> _Data items_:
## Start
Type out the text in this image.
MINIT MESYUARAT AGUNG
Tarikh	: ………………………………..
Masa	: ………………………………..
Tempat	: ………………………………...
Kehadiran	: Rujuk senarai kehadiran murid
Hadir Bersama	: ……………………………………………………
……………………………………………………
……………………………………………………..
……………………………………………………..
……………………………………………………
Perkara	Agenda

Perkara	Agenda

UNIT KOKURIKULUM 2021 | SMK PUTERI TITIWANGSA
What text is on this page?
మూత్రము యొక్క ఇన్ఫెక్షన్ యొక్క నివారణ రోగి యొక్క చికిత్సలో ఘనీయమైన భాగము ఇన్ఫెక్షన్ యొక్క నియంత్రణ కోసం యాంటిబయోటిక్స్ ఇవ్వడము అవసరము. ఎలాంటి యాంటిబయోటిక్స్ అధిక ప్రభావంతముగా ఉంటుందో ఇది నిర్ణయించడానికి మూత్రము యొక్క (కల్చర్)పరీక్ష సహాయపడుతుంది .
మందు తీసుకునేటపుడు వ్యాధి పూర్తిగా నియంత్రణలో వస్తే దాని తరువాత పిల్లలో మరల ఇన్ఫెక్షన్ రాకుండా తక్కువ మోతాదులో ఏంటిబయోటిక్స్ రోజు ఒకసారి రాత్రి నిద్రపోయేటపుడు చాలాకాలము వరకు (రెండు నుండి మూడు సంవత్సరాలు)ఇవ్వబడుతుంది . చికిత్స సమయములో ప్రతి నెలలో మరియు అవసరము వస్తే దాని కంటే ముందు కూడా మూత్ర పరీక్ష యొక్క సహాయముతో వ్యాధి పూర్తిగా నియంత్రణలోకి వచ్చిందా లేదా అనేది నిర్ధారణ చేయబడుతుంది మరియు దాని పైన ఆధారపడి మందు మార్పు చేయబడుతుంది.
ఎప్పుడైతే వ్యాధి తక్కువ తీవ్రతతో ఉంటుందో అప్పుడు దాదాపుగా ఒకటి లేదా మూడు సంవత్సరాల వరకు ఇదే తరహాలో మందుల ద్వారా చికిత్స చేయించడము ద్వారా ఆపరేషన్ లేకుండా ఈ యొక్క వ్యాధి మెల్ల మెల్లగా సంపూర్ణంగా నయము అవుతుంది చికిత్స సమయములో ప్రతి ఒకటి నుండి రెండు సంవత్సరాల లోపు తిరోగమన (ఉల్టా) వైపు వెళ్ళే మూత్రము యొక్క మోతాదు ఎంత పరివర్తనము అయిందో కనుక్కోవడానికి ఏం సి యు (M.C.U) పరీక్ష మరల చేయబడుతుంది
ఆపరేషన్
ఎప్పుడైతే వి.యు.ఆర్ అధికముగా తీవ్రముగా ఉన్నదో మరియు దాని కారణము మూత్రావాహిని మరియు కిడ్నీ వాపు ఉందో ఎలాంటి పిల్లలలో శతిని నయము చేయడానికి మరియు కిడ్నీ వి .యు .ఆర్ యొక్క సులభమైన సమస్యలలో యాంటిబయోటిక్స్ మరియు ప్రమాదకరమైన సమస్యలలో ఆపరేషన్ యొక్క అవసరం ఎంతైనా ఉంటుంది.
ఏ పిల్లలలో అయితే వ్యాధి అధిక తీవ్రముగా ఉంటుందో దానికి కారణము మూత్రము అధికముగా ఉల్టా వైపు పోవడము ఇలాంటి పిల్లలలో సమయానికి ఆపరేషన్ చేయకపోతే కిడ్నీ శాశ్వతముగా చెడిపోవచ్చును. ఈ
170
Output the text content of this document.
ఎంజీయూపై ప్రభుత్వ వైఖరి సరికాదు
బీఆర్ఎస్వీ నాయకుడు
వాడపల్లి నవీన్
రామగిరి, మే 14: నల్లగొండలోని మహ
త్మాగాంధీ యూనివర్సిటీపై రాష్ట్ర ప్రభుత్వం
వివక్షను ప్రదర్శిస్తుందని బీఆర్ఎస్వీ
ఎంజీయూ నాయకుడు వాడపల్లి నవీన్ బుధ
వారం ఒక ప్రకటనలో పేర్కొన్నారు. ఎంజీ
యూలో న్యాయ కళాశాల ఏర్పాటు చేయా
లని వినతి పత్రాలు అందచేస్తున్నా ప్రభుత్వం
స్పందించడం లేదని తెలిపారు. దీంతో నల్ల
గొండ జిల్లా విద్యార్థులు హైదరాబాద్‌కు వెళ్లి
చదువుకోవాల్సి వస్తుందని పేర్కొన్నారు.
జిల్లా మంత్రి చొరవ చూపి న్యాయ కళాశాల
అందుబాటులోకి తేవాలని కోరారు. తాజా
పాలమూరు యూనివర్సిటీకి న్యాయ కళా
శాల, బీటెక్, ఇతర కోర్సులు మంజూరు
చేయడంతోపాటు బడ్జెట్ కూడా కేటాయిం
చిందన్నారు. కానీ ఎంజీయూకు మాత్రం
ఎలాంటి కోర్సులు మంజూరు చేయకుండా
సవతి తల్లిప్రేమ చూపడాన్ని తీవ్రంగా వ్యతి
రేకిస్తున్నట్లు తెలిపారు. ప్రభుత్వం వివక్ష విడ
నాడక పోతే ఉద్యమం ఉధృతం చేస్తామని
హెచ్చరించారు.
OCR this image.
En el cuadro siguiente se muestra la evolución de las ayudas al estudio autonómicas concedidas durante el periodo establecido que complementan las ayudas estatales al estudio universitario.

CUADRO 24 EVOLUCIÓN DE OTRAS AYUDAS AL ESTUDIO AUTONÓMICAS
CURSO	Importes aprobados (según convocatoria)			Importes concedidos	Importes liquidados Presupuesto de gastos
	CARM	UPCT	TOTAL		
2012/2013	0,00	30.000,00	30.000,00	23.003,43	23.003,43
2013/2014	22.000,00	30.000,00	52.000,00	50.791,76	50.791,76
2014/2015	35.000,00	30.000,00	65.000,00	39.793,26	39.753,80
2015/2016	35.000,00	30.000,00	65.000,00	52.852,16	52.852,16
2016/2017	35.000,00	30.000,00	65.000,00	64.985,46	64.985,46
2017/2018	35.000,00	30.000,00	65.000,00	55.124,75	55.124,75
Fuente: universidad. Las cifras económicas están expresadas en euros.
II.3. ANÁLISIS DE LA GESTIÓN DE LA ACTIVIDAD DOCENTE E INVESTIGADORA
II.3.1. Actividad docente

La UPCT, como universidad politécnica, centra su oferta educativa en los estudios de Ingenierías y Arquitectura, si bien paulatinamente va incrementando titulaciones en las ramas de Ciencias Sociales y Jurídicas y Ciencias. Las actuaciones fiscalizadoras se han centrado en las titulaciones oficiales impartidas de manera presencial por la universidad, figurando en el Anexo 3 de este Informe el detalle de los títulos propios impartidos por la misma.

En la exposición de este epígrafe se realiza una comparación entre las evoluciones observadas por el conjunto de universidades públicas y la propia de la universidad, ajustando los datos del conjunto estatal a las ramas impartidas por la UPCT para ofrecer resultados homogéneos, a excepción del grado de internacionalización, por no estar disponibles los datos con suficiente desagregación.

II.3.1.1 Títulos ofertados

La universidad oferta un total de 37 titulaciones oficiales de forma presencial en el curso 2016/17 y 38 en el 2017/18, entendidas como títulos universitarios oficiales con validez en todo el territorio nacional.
## End
> _Short problem_: Copy the records above exactly.

> _Reply_:
Type out the text in this image.
MINIT MESYUARAT AGUNG
Tarikh	: ………………………………..
Masa	: ………………………………..
Tempat	: ………………………………...
Kehadiran	: Rujuk senarai kehadiran murid
Hadir Bersama	: ……………………………………………………
……………………………………………………
……………………………………………………..
……………………………………………………..
……………………………………………………
Perkara	Agenda

Perkara	Agenda

UNIT KOKURIKULUM 2021 | SMK PUTERI TITIWANGSA
What text is on this page?
మూత్రము యొక్క ఇన్ఫెక్షన్ యొక్క నివారణ రోగి యొక్క చికిత్సలో ఘనీయమైన భాగము ఇన్ఫెక్షన్ యొక్క నియంత్రణ కోసం యాంటిబయోటిక్స్ ఇవ్వడము అవసరము. ఎలాంటి యాంటిబయోటిక్స్ అధిక ప్రభావంతముగా ఉంటుందో ఇది నిర్ణయించడానికి మూత్రము యొక్క (కల్చర్)పరీక్ష సహాయపడుతుంది .
మందు తీసుకునేటపుడు వ్యాధి పూర్తిగా నియంత్రణలో వస్తే దాని తరువాత పిల్లలో మరల ఇన్ఫెక్షన్ రాకుండా తక్కువ మోతాదులో ఏంటిబయోటిక్స్ రోజు ఒకసారి రాత్రి నిద్రపోయేటపుడు చాలాకాలము వరకు (రెండు నుండి మూడు సంవత్సరాలు)ఇవ్వబడుతుంది . చికిత్స సమయములో ప్రతి నెలలో మరియు అవసరము వస్తే దాని కంటే ముందు కూడా మూత్ర పరీక్ష యొక్క సహాయముతో వ్యాధి పూర్తిగా నియంత్రణలోకి వచ్చిందా లేదా అనేది నిర్ధారణ చేయబడుతుంది మరియు దాని పైన ఆధారపడి మందు మార్పు చేయబడుతుంది.
ఎప్పుడైతే వ్యాధి తక్కువ తీవ్రతతో ఉంటుందో అప్పుడు దాదాపుగా ఒకటి లేదా మూడు సంవత్సరాల వరకు ఇదే తరహాలో మందుల ద్వారా చికిత్స చేయించడము ద్వారా ఆపరేషన్ లేకుండా ఈ యొక్క వ్యాధి మెల్ల మెల్లగా సంపూర్ణంగా నయము అవుతుంది చికిత్స సమయములో ప్రతి ఒకటి నుండి రెండు సంవత్సరాల లోపు తిరోగమన (ఉల్టా) వైపు వెళ్ళే మూత్రము యొక్క మోతాదు ఎంత పరివర్తనము అయిందో కనుక్కోవడానికి ఏం సి యు (M.C.U) పరీక్ష మరల చేయబడుతుంది
ఆపరేషన్
ఎప్పుడైతే వి.యు.ఆర్ అధికముగా తీవ్రముగా ఉన్నదో మరియు దాని కారణము మూత్రావాహిని మరియు కిడ్నీ వాపు ఉందో ఎలాంటి పిల్లలలో శతిని నయము చేయడానికి మరియు కిడ్నీ వి .యు .ఆర్ యొక్క సులభమైన సమస్యలలో యాంటిబయోటిక్స్ మరియు ప్రమాదకరమైన సమస్యలలో ఆపరేషన్ యొక్క అవసరం ఎంతైనా ఉంటుంది.
ఏ పిల్లలలో అయితే వ్యాధి అధిక తీవ్రముగా ఉంటుందో దానికి కారణము మూత్రము అధికముగా ఉల్టా వైపు పోవడము ఇలాంటి పిల్లలలో సమయానికి ఆపరేషన్ చేయకపోతే కిడ్నీ శాశ్వతముగా చెడిపోవచ్చును. ఈ
170
Output the text content of this document.
ఎంజీయూపై ప్రభుత్వ వైఖరి సరికాదు
బీఆర్ఎస్వీ నాయకుడు
వాడపల్లి నవీన్
రామగిరి, మే 14: నల్లగొండలోని మహ
త్మాగాంధీ యూనివర్సిటీపై రాష్ట్ర ప్రభుత్వం
వివక్షను ప్రదర్శిస్తుందని బీఆర్ఎస్వీ
ఎంజీయూ నాయకుడు వాడపల్లి నవీన్ బుధ
వారం ఒక ప్రకటనలో పేర్కొన్నారు. ఎంజీ
యూలో న్యాయ కళాశాల ఏర్పాటు చేయా
లని వినతి పత్రాలు అందచేస్తున్నా ప్రభుత్వం
స్పందించడం లేదని తెలిపారు. దీంతో నల్ల
గొండ జిల్లా విద్యార్థులు హైదరాబాద్‌కు వెళ్లి
చదువుకోవాల్సి వస్తుందని పేర్కొన్నారు.
జిల్లా మంత్రి చొరవ చూపి న్యాయ కళాశాల
అందుబాటులోకి తేవాలని కోరారు. తాజా
పాలమూరు యూనివర్సిటీకి న్యాయ కళా
శాల, బీటెక్, ఇతర కోర్సులు మంజూరు
చేయడంతోపాటు బడ్జెట్ కూడా కేటాయిం
చిందన్నారు. కానీ ఎంజీయూకు మాత్రం
ఎలాంటి కోర్సులు మంజూరు చేయకుండా
సవతి తల్లిప్రేమ చూపడాన్ని తీవ్రంగా వ్యతి
రేకిస్తున్నట్లు తెలిపారు. ప్రభుత్వం వివక్ష విడ
నాడక పోతే ఉద్యమం ఉధృతం చేస్తామని
హెచ్చరించారు.
OCR this image.
En el cuadro siguiente se muestra la evolución de las ayudas al estudio autonómicas concedidas durante el periodo establecido que complementan las ayudas estatales al estudio universitario.

CUADRO 24 EVOLUCIÓN DE OTRAS AYUDAS AL ESTUDIO AUTONÓMICAS
CURSO	Importes aprobados (según convocatoria)			Importes concedidos	Importes liquidados Presupuesto de gastos
	CARM	UPCT	TOTAL		
2012/2013	0,00	30.000,00	30.000,00	23.003,43	23.003,43
2013/2014	22.000,00	30.000,00	52.000,00	50.791,76	50.791,76
2014/2015	35.000,00	30.000,00	65.000,00	39.793,26	39.753,80
2015/2016	35.000,00	30.000,00	65.000,00	52.852,16	52.852,16
2016/2017	35.000,00	30.000,00	65.000,00	64.985,46	64.985,46
2017/2018	35.000,00	30.000,00	65.000,00	55.124,75	55.124,75
Fuente: universidad. Las cifras económicas están expresadas en euros.
II.3. ANÁLISIS DE LA GESTIÓN DE LA ACTIVIDAD DOCENTE E INVESTIGADORA
II.3.1. Actividad docente

La UPCT, como universidad politécnica, centra su oferta educativa en los estudios de Ingenierías y Arquitectura, si bien paulatinamente va incrementando titulaciones en las ramas de Ciencias Sociales y Jurídicas y Ciencias. Las actuaciones fiscalizadoras se han centrado en las titulaciones oficiales impartidas de manera presencial por la universidad, figurando en el Anexo 3 de este Informe el detalle de los títulos propios impartidos por la misma.

En la exposición de este epígrafe se realiza una comparación entre las evoluciones observadas por el conjunto de universidades públicas y la propia de la universidad, ajustando los datos del conjunto estatal a las ramas impartidas por la UPCT para ofrecer resultados homogéneos, a excepción del grado de internacionalización, por no estar disponibles los datos con suficiente desagregación.

II.3.1.1 Títulos ofertados

La universidad oferta un total de 37 titulaciones oficiales de forma presencial en el curso 2016/17 y 38 en el 2017/18, entendidas como títulos universitarios oficiales con validez en todo el territorio nacional.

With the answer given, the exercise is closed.